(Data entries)
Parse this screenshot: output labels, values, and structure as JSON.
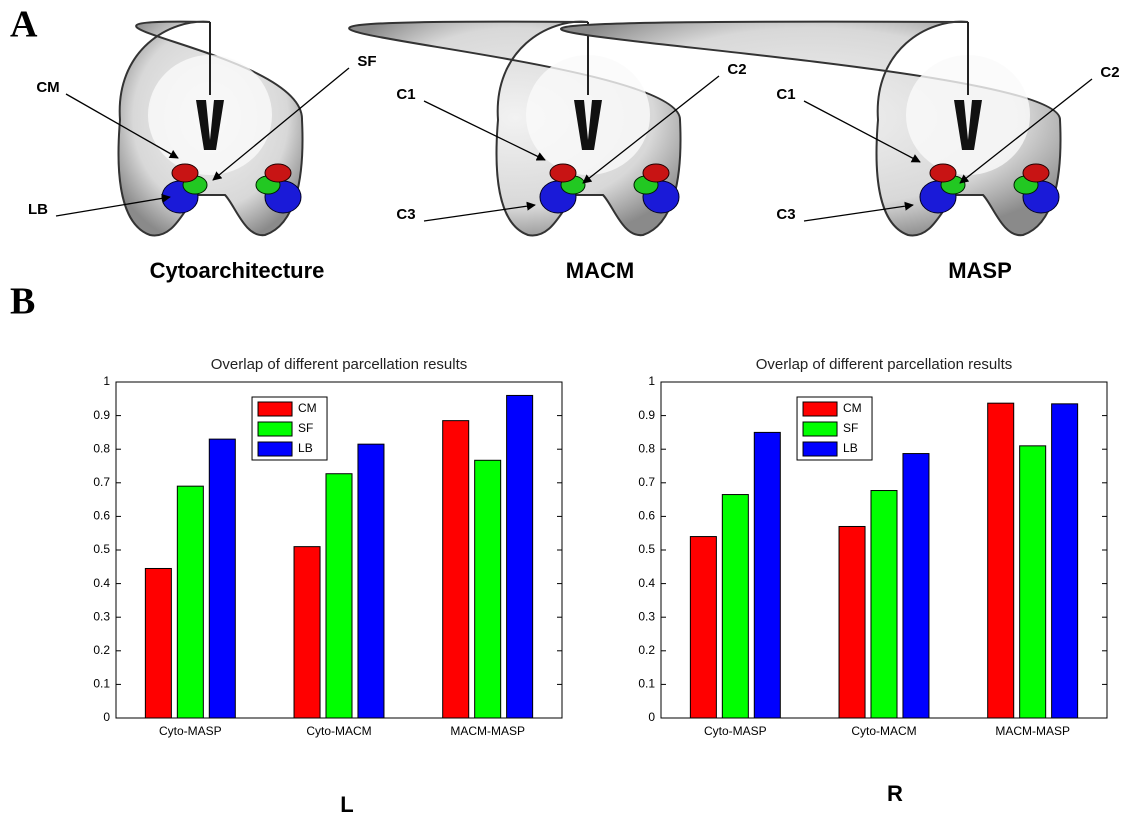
{
  "panel_labels": [
    "A",
    "B"
  ],
  "brains": [
    {
      "caption": "Cytoarchitecture",
      "labels": [
        "CM",
        "SF",
        "LB"
      ]
    },
    {
      "caption": "MACM",
      "labels": [
        "C1",
        "C2",
        "C3"
      ]
    },
    {
      "caption": "MASP",
      "labels": [
        "C1",
        "C2",
        "C3"
      ]
    }
  ],
  "side_labels": [
    "L",
    "R"
  ],
  "chart_data": [
    {
      "type": "bar",
      "title": "Overlap of different parcellation results",
      "categories": [
        "Cyto-MASP",
        "Cyto-MACM",
        "MACM-MASP"
      ],
      "series": [
        {
          "name": "CM",
          "color": "#ff0000",
          "values": [
            0.445,
            0.51,
            0.885
          ]
        },
        {
          "name": "SF",
          "color": "#00ff00",
          "values": [
            0.69,
            0.727,
            0.767
          ]
        },
        {
          "name": "LB",
          "color": "#0000ff",
          "values": [
            0.83,
            0.815,
            0.96
          ]
        }
      ],
      "ylim": [
        0,
        1
      ],
      "yticks": [
        0,
        0.1,
        0.2,
        0.3,
        0.4,
        0.5,
        0.6,
        0.7,
        0.8,
        0.9,
        1
      ],
      "legend": "north"
    },
    {
      "type": "bar",
      "title": "Overlap of different parcellation results",
      "categories": [
        "Cyto-MASP",
        "Cyto-MACM",
        "MACM-MASP"
      ],
      "series": [
        {
          "name": "CM",
          "color": "#ff0000",
          "values": [
            0.54,
            0.57,
            0.937
          ]
        },
        {
          "name": "SF",
          "color": "#00ff00",
          "values": [
            0.665,
            0.677,
            0.81
          ]
        },
        {
          "name": "LB",
          "color": "#0000ff",
          "values": [
            0.85,
            0.787,
            0.935
          ]
        }
      ],
      "ylim": [
        0,
        1
      ],
      "yticks": [
        0,
        0.1,
        0.2,
        0.3,
        0.4,
        0.5,
        0.6,
        0.7,
        0.8,
        0.9,
        1
      ],
      "legend": "north"
    }
  ]
}
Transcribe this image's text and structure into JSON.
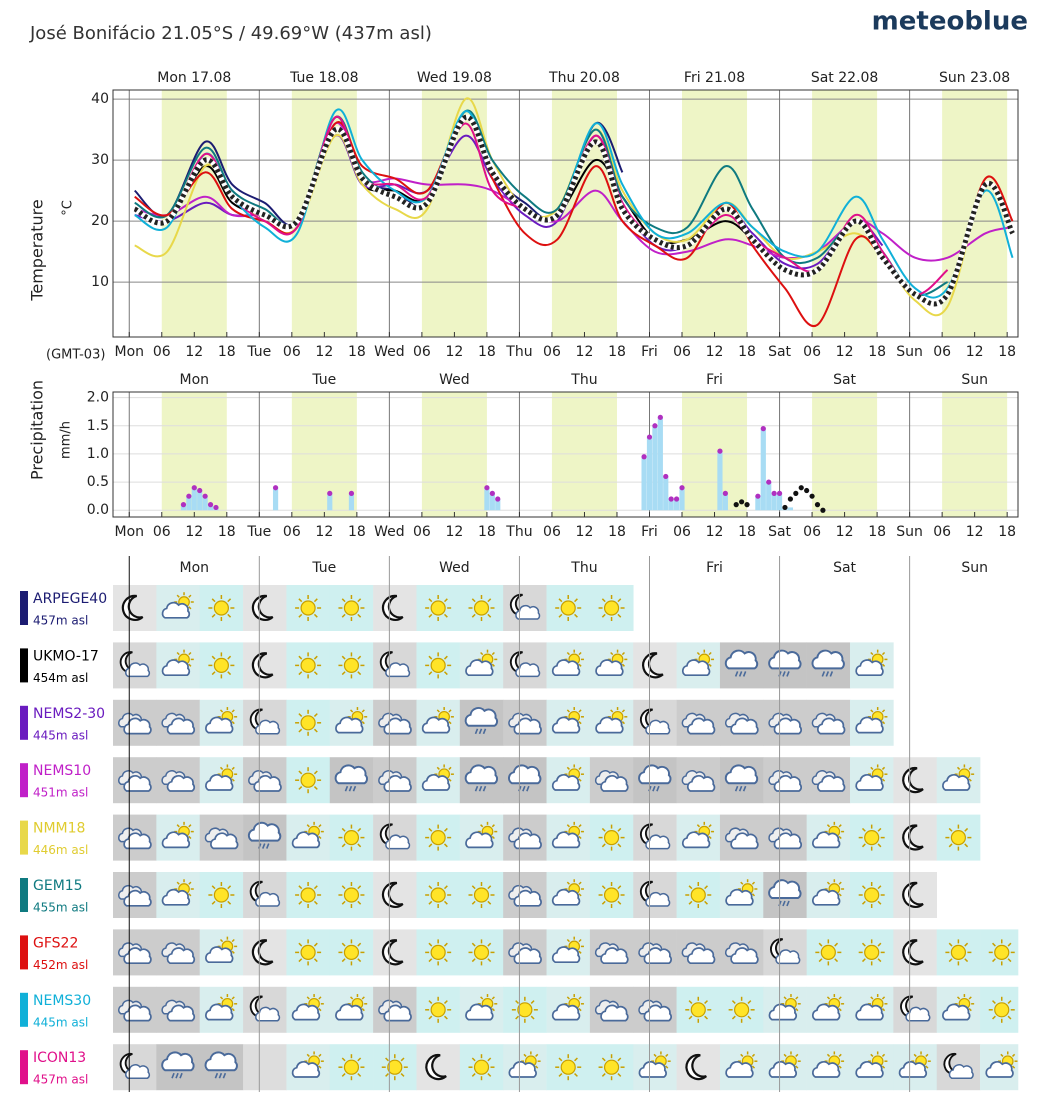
{
  "header": {
    "title": "José Bonifácio  21.05°S / 49.69°W (437m asl)",
    "brand": "meteoblue"
  },
  "chart_data": [
    {
      "type": "line",
      "ylabel": "Temperature",
      "unit": "°C",
      "timezone": "(GMT-03)",
      "day_labels": [
        "Mon 17.08",
        "Tue 18.08",
        "Wed 19.08",
        "Thu 20.08",
        "Fri 21.08",
        "Sat 22.08",
        "Sun 23.08"
      ],
      "xlim": [
        -3,
        164
      ],
      "ylim": [
        1,
        41.5
      ],
      "yticks": [
        10,
        20,
        30,
        40
      ],
      "grid": true,
      "xticks": [
        {
          "value": 0,
          "label": "Mon"
        },
        {
          "value": 6,
          "label": "06"
        },
        12,
        18,
        {
          "value": 24,
          "label": "Tue"
        },
        {
          "value": 30,
          "label": "06"
        },
        {
          "value": 36,
          "label": "12"
        },
        {
          "value": 42,
          "label": "18"
        },
        {
          "value": 48,
          "label": "Wed"
        },
        {
          "value": 54,
          "label": "06"
        },
        {
          "value": 60,
          "label": "12"
        },
        {
          "value": 66,
          "label": "18"
        },
        {
          "value": 72,
          "label": "Thu"
        },
        {
          "value": 78,
          "label": "06"
        },
        {
          "value": 84,
          "label": "12"
        },
        {
          "value": 90,
          "label": "18"
        },
        {
          "value": 96,
          "label": "Fri"
        },
        {
          "value": 102,
          "label": "06"
        },
        {
          "value": 108,
          "label": "12"
        },
        {
          "value": 114,
          "label": "18"
        },
        {
          "value": 120,
          "label": "Sat"
        },
        {
          "value": 126,
          "label": "06"
        },
        {
          "value": 132,
          "label": "12"
        },
        {
          "value": 138,
          "label": "18"
        },
        {
          "value": 144,
          "label": "Sun"
        },
        {
          "value": 150,
          "label": "06"
        },
        {
          "value": 156,
          "label": "12"
        },
        {
          "value": 162,
          "label": "18"
        }
      ],
      "x": [
        1,
        7,
        14,
        19,
        25,
        31,
        38,
        43,
        49,
        55,
        62,
        67,
        73,
        79,
        86,
        91,
        97,
        103,
        110,
        115,
        121,
        127,
        134,
        139,
        145,
        151,
        158,
        163
      ],
      "series": [
        {
          "name": "ARPEGE40",
          "color": "#1c1c72",
          "values": [
            25,
            21,
            33,
            26,
            23,
            20,
            37,
            27,
            25,
            23,
            38,
            28,
            23,
            21,
            36,
            28,
            null,
            null,
            null,
            null,
            null,
            null,
            null,
            null,
            null,
            null,
            null,
            null
          ]
        },
        {
          "name": "UKMO-17",
          "color": "#000000",
          "values": [
            22,
            20,
            29,
            23,
            21,
            20,
            35,
            26,
            25,
            24,
            37,
            27,
            22,
            21,
            30,
            24,
            17,
            17,
            20,
            17,
            12,
            12,
            20,
            15,
            null,
            null,
            null,
            null
          ]
        },
        {
          "name": "NEMS2-30",
          "color": "#6a1bbf",
          "values": [
            21,
            20,
            23,
            21,
            21,
            20,
            34,
            26,
            26,
            25,
            34,
            27,
            21,
            20,
            34,
            23,
            16,
            16,
            22,
            18,
            13,
            13,
            20,
            16,
            null,
            null,
            null,
            null
          ]
        },
        {
          "name": "NEMS10",
          "color": "#c020c8",
          "values": [
            22,
            21,
            24,
            21,
            21,
            20,
            36,
            27,
            27,
            26,
            26,
            25,
            22,
            20,
            25,
            20,
            15,
            15,
            17,
            16,
            14,
            15,
            20,
            18,
            14,
            14,
            18,
            19
          ]
        },
        {
          "name": "NMM18",
          "color": "#e8d84a",
          "values": [
            16,
            15,
            29,
            24,
            20,
            19,
            34,
            26,
            22,
            22,
            40,
            30,
            22,
            22,
            35,
            25,
            18,
            17,
            23,
            19,
            14,
            15,
            18,
            14,
            7,
            6,
            26,
            18
          ]
        },
        {
          "name": "GEM15",
          "color": "#0f7a80",
          "values": [
            23,
            21,
            32,
            25,
            22,
            20,
            37,
            28,
            24,
            23,
            38,
            30,
            24,
            22,
            35,
            24,
            19,
            19,
            29,
            22,
            14,
            14,
            20,
            15,
            8,
            10,
            null,
            null
          ]
        },
        {
          "name": "GFS22",
          "color": "#dd1010",
          "values": [
            24,
            21,
            28,
            22,
            20,
            19,
            36,
            29,
            27,
            25,
            37,
            27,
            18,
            17,
            29,
            20,
            16,
            14,
            23,
            16,
            9,
            3,
            17,
            14,
            8,
            8,
            27,
            20
          ]
        },
        {
          "name": "NEMS30",
          "color": "#10b0d8",
          "values": [
            21,
            19,
            31,
            24,
            19,
            18,
            38,
            30,
            25,
            24,
            38,
            28,
            22,
            21,
            36,
            26,
            18,
            18,
            23,
            19,
            15,
            15,
            24,
            17,
            9,
            9,
            25,
            14
          ]
        },
        {
          "name": "ICON13",
          "color": "#e0108a",
          "values": [
            22,
            20,
            31,
            24,
            20,
            19,
            37,
            27,
            26,
            24,
            36,
            25,
            22,
            21,
            34,
            23,
            17,
            16,
            21,
            17,
            14,
            12,
            21,
            15,
            8,
            12,
            null,
            null
          ]
        },
        {
          "color": "#222222",
          "style": "dotted",
          "values": [
            22,
            20,
            30,
            24,
            21,
            20,
            35,
            27,
            24,
            23,
            37,
            28,
            22,
            21,
            33,
            22,
            17,
            16,
            22,
            17,
            12,
            12,
            20,
            14,
            8,
            8,
            26,
            18
          ]
        }
      ]
    },
    {
      "type": "bar",
      "ylabel": "Precipitation",
      "unit": "mm/h",
      "xlim": [
        -3,
        164
      ],
      "ylim": [
        -0.12,
        2.1
      ],
      "yticks": [
        {
          "value": 0,
          "label": "0.0"
        },
        0.5,
        {
          "value": 1,
          "label": "1.0"
        },
        1.5,
        {
          "value": 2,
          "label": "2.0"
        }
      ],
      "xticks": [
        {
          "value": 0,
          "label": "Mon"
        },
        {
          "value": 6,
          "label": "06"
        },
        12,
        18,
        {
          "value": 24,
          "label": "Tue"
        },
        {
          "value": 30,
          "label": "06"
        },
        {
          "value": 36,
          "label": "12"
        },
        {
          "value": 42,
          "label": "18"
        },
        {
          "value": 48,
          "label": "Wed"
        },
        {
          "value": 54,
          "label": "06"
        },
        {
          "value": 60,
          "label": "12"
        },
        {
          "value": 66,
          "label": "18"
        },
        {
          "value": 72,
          "label": "Thu"
        },
        {
          "value": 78,
          "label": "06"
        },
        {
          "value": 84,
          "label": "12"
        },
        {
          "value": 90,
          "label": "18"
        },
        {
          "value": 96,
          "label": "Fri"
        },
        {
          "value": 102,
          "label": "06"
        },
        {
          "value": 108,
          "label": "12"
        },
        {
          "value": 114,
          "label": "18"
        },
        {
          "value": 120,
          "label": "Sat"
        },
        {
          "value": 126,
          "label": "06"
        },
        {
          "value": 132,
          "label": "12"
        },
        {
          "value": 138,
          "label": "18"
        },
        {
          "value": 144,
          "label": "Sun"
        },
        {
          "value": 150,
          "label": "06"
        },
        {
          "value": 156,
          "label": "12"
        },
        {
          "value": 162,
          "label": "18"
        }
      ],
      "x": [
        10,
        11,
        12,
        13,
        14,
        15,
        16,
        27,
        37,
        41,
        66,
        67,
        68,
        95,
        96,
        97,
        98,
        99,
        100,
        101,
        102,
        109,
        110,
        112,
        113,
        114,
        116,
        117,
        118,
        119,
        120,
        121,
        122,
        123,
        124,
        125,
        126,
        127,
        128
      ],
      "series": [
        {
          "style": "bar",
          "color": "#a8dcf4",
          "values": [
            0.1,
            0.25,
            0.4,
            0.35,
            0.25,
            0.1,
            0.05,
            0.4,
            0.3,
            0.3,
            0.4,
            0.3,
            0.2,
            0.95,
            1.3,
            1.5,
            1.65,
            0.6,
            0.2,
            0.2,
            0.4,
            1.05,
            0.3,
            null,
            null,
            null,
            0.25,
            1.45,
            0.5,
            0.3,
            0.3,
            0.05,
            0.05,
            null,
            null,
            null,
            null,
            null,
            null
          ]
        },
        {
          "style": "dots",
          "color": "#b030c0",
          "values": [
            0.1,
            0.25,
            0.4,
            0.35,
            0.25,
            0.1,
            0.05,
            0.4,
            0.3,
            0.3,
            0.4,
            0.3,
            0.2,
            0.95,
            1.3,
            1.5,
            1.65,
            0.6,
            0.2,
            0.2,
            0.4,
            1.05,
            0.3,
            null,
            null,
            null,
            0.25,
            1.45,
            0.5,
            0.3,
            0.3,
            null,
            null,
            null,
            null,
            null,
            null,
            null,
            null
          ]
        },
        {
          "style": "dots",
          "color": "#111111",
          "values": [
            null,
            null,
            null,
            null,
            null,
            null,
            null,
            null,
            null,
            null,
            null,
            null,
            null,
            null,
            null,
            null,
            null,
            null,
            null,
            null,
            null,
            null,
            null,
            0.1,
            0.15,
            0.1,
            null,
            null,
            null,
            null,
            null,
            0.05,
            0.2,
            0.3,
            0.4,
            0.35,
            0.25,
            0.1,
            0.0
          ]
        }
      ]
    }
  ],
  "models": {
    "rows": [
      {
        "altitude": "457m asl"
      },
      {
        "altitude": "454m asl"
      },
      {
        "altitude": "445m asl"
      },
      {
        "altitude": "451m asl"
      },
      {
        "altitude": "446m asl"
      },
      {
        "altitude": "455m asl"
      },
      {
        "altitude": "452m asl"
      },
      {
        "altitude": "445m asl"
      },
      {
        "altitude": "457m asl"
      }
    ]
  }
}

**STATED GOAL**
Locate the lines above that contain "JSON" and copy them.

**THE REPLY**
Parse this screenshot: output labels, values, and structure as JSON.
Transcribe this image's text and structure into JSON.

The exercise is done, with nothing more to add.